##### LISTING #####
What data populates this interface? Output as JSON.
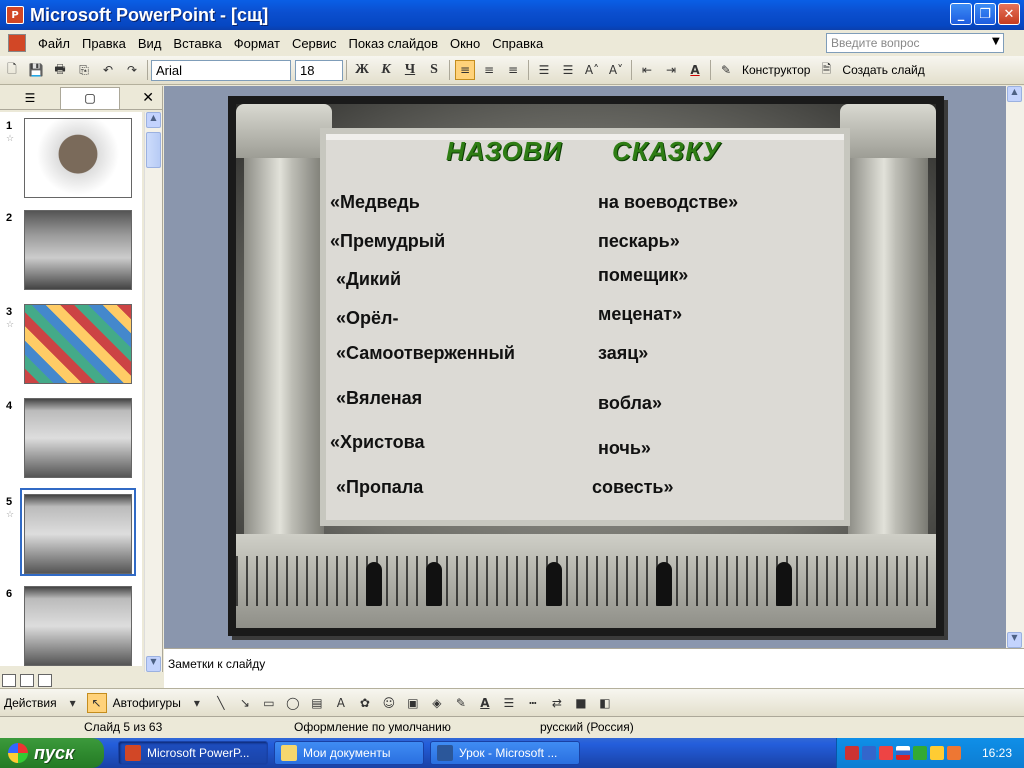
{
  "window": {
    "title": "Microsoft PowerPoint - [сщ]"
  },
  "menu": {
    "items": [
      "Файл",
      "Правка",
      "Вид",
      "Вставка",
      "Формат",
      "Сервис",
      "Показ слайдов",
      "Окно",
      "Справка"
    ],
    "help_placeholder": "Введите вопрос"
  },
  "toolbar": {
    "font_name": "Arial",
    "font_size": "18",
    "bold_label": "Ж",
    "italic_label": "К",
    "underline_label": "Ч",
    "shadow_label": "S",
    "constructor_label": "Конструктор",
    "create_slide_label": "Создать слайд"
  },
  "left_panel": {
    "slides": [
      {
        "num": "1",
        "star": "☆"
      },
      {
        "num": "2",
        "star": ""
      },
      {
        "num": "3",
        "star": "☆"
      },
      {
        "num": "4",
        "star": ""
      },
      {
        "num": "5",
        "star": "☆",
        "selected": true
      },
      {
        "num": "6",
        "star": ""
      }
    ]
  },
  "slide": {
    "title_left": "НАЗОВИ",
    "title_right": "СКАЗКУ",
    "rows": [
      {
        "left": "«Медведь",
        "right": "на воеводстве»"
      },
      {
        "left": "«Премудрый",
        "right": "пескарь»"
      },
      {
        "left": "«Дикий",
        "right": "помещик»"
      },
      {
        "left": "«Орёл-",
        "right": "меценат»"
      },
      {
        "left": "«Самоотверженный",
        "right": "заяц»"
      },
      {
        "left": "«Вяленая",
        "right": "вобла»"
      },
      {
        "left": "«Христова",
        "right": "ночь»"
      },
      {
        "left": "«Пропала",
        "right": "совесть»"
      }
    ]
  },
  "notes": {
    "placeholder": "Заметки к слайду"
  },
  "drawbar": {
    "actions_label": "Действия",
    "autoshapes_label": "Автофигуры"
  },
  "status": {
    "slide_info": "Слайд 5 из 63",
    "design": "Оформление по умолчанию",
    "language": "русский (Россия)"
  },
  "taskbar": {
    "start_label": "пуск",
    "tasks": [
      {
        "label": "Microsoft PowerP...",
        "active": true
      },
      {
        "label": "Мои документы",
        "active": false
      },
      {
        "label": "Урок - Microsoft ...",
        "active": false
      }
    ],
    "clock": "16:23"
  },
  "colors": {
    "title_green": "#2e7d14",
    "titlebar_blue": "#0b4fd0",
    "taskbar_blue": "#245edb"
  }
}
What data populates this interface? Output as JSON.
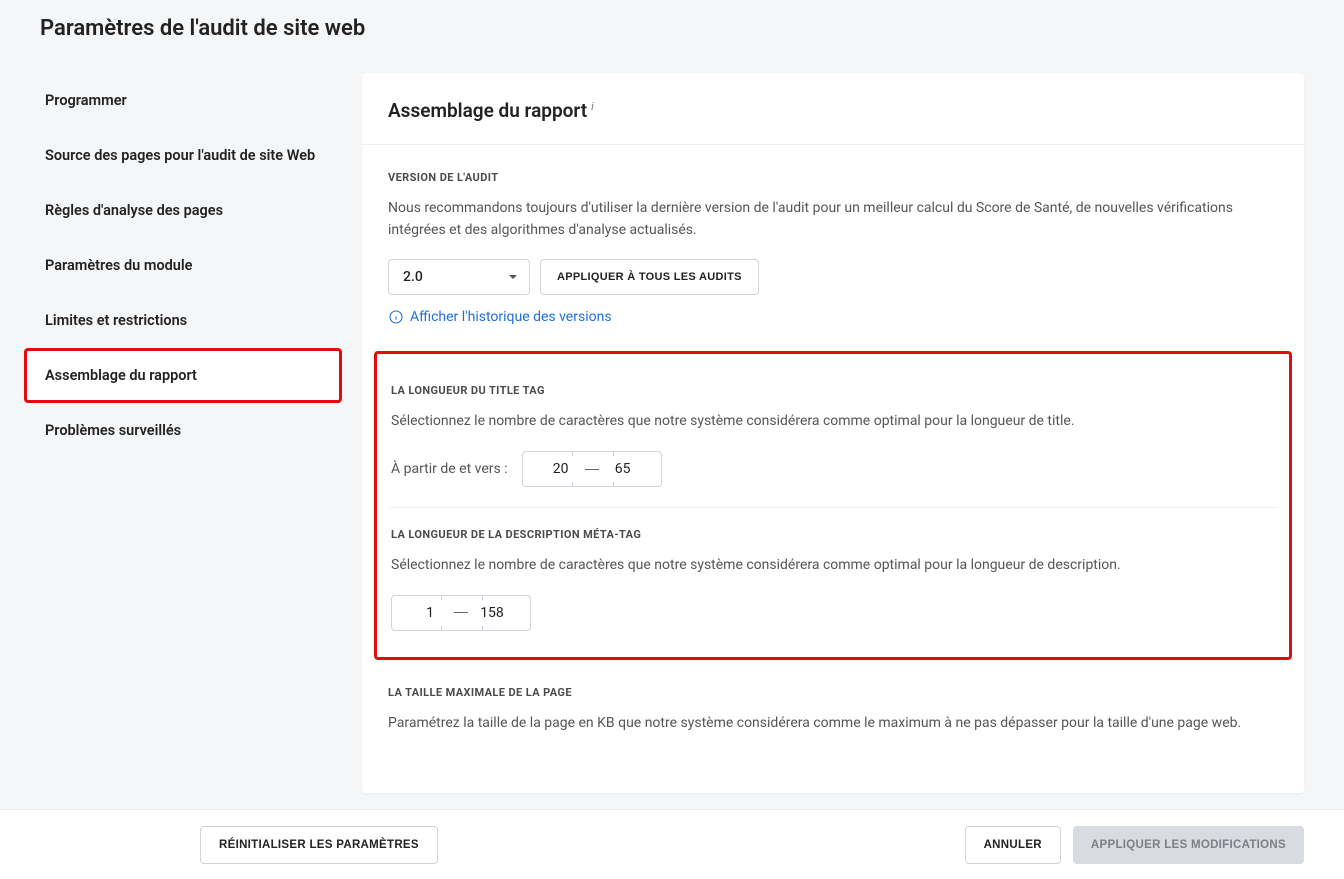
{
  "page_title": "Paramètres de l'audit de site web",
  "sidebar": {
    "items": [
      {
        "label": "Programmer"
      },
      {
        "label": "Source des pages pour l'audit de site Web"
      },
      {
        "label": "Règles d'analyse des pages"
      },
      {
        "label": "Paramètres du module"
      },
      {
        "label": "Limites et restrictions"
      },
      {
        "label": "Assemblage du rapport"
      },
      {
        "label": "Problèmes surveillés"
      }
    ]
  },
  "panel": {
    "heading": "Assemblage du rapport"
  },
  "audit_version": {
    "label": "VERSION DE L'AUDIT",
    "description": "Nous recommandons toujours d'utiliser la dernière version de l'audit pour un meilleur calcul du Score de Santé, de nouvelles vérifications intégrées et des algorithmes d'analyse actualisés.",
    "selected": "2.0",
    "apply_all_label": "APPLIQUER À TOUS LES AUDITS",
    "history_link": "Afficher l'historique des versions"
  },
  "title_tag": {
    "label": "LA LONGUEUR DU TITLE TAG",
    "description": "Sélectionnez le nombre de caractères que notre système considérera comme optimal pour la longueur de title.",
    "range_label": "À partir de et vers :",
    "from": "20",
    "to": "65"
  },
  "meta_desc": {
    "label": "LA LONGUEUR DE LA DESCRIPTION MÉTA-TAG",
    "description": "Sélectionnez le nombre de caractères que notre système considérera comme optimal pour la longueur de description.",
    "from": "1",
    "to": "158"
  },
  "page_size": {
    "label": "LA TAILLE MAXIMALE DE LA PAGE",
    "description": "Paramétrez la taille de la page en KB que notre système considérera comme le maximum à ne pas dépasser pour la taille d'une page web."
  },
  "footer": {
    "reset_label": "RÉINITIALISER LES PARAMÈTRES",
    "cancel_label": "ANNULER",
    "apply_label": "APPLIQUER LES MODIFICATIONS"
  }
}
#####
##### LISTING #####
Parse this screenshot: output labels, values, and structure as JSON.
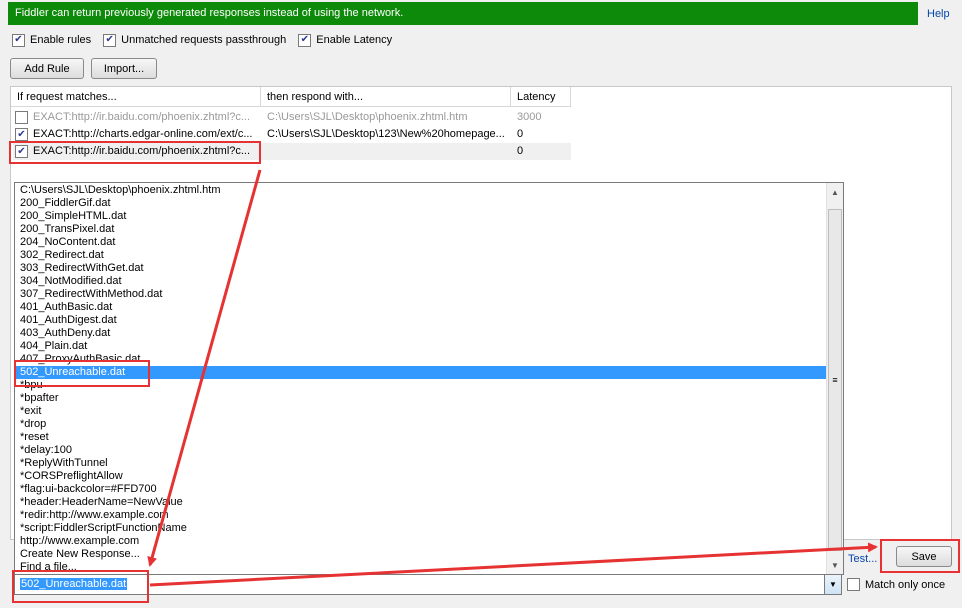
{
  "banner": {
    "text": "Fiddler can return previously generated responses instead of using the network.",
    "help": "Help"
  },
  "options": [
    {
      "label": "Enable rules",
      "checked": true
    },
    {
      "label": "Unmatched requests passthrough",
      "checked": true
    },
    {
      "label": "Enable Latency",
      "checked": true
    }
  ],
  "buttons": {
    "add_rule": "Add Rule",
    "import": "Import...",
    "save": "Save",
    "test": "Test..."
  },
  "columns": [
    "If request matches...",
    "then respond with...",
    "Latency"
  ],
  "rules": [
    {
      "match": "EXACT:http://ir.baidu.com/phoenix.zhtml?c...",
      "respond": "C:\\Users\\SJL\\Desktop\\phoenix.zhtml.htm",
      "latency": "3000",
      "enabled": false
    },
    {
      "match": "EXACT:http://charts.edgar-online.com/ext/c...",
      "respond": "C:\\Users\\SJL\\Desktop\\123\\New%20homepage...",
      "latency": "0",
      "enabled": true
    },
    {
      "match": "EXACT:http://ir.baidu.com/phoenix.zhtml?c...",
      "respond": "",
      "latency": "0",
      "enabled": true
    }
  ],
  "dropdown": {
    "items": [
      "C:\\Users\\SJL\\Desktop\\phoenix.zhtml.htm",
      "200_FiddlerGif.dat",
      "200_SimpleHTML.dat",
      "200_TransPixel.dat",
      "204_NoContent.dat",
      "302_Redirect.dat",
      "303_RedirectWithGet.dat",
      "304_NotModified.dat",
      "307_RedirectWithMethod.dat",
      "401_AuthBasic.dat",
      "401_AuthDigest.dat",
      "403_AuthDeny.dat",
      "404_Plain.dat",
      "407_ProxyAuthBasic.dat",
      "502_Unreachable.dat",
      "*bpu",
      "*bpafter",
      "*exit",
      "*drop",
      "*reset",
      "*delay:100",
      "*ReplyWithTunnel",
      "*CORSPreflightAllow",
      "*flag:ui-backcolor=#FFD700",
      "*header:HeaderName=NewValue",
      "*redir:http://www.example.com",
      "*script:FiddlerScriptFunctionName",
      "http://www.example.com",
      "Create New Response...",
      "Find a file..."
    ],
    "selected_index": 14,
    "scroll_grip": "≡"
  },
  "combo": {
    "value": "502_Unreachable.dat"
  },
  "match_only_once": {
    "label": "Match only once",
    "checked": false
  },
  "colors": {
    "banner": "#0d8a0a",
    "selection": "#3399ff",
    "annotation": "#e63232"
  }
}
#####
##### LISTING #####
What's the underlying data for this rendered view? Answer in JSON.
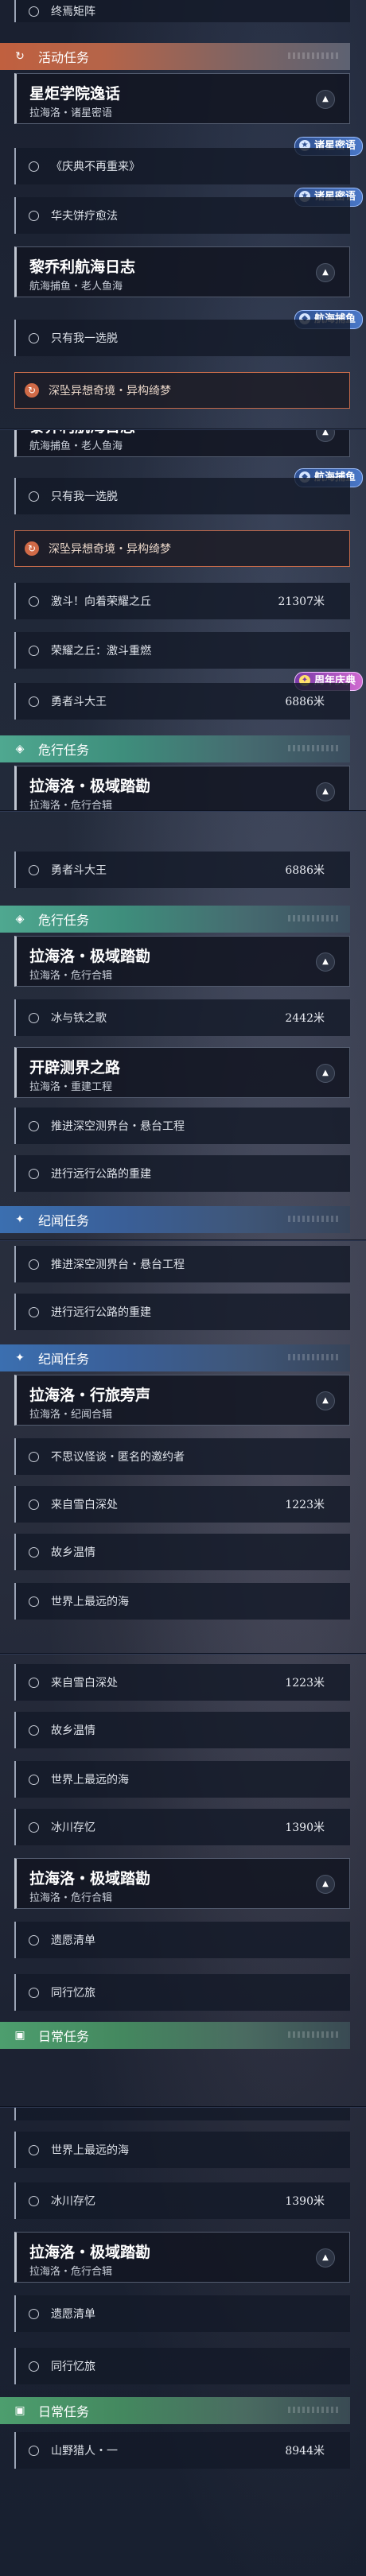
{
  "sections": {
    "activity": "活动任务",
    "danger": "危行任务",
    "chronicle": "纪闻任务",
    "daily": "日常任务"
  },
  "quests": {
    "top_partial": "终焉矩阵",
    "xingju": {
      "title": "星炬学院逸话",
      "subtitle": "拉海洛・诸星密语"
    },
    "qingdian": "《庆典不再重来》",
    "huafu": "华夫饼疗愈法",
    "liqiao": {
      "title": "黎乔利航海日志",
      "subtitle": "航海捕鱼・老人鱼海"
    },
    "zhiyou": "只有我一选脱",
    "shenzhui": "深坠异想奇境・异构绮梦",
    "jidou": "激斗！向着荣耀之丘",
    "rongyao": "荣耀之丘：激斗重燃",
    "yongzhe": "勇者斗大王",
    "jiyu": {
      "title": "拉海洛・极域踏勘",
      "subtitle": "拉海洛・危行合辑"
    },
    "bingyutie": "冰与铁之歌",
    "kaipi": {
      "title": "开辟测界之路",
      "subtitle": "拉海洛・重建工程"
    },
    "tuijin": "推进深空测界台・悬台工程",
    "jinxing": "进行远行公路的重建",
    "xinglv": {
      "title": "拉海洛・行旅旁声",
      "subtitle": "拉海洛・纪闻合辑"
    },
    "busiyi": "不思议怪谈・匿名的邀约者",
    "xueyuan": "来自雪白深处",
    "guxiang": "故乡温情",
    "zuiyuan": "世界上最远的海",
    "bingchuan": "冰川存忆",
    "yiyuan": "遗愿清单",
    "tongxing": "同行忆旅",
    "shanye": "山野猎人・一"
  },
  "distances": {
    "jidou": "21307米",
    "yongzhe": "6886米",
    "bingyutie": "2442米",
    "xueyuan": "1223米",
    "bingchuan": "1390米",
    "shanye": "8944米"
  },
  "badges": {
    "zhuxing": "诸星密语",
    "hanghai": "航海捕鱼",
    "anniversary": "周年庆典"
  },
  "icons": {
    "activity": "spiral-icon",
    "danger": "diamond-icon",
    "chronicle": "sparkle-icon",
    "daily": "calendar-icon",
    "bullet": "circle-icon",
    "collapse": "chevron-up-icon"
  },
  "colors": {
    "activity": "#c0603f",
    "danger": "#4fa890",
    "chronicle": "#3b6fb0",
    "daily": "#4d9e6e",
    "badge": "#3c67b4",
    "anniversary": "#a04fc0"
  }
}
#####
_STATED GOAL_
From the entries above, copy every line containing the word "Desktop".

_COMPLETE OUTPUT_
      "respond": "C:\\Users\\SJL\\Desktop\\phoenix.zhtml.htm",
      "respond": "C:\\Users\\SJL\\Desktop\\123\\New%20homepage...",
      "C:\\Users\\SJL\\Desktop\\phoenix.zhtml.htm",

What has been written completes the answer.